> **Task**
Look below. Copy each line that has "学生活动" in it.

---*---

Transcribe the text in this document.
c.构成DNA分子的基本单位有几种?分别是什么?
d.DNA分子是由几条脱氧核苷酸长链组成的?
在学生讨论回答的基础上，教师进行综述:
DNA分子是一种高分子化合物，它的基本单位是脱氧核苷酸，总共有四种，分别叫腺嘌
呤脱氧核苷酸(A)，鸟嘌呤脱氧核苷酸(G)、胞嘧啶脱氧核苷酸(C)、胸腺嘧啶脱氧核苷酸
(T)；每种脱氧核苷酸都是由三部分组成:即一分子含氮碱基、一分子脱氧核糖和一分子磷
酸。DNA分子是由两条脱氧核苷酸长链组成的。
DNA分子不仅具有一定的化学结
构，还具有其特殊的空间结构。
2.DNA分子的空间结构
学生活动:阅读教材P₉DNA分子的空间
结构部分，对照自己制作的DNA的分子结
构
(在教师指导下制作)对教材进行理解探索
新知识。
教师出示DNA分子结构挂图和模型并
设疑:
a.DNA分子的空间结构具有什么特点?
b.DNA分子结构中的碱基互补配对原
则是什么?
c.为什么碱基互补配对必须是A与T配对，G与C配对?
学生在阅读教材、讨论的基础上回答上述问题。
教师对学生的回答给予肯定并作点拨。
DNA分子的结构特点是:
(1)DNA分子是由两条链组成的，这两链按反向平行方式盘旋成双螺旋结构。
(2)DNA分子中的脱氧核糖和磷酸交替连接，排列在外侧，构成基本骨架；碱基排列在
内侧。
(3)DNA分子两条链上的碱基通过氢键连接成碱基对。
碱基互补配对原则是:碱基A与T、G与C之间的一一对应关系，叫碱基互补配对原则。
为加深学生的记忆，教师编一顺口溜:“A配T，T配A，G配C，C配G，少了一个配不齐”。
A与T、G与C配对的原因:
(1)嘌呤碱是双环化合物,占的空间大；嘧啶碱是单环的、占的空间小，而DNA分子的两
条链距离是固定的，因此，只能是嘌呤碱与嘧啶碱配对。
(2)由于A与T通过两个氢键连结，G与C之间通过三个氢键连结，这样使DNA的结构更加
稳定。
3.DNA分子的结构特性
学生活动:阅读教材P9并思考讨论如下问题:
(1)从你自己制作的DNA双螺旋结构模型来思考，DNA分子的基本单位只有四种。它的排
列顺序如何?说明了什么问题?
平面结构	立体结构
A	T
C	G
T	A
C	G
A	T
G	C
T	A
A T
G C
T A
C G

---*---

> **Written answer**
学生活动:阅读教材P₉DNA分子的空间
学生活动:阅读教材P9并思考讨论如下问题:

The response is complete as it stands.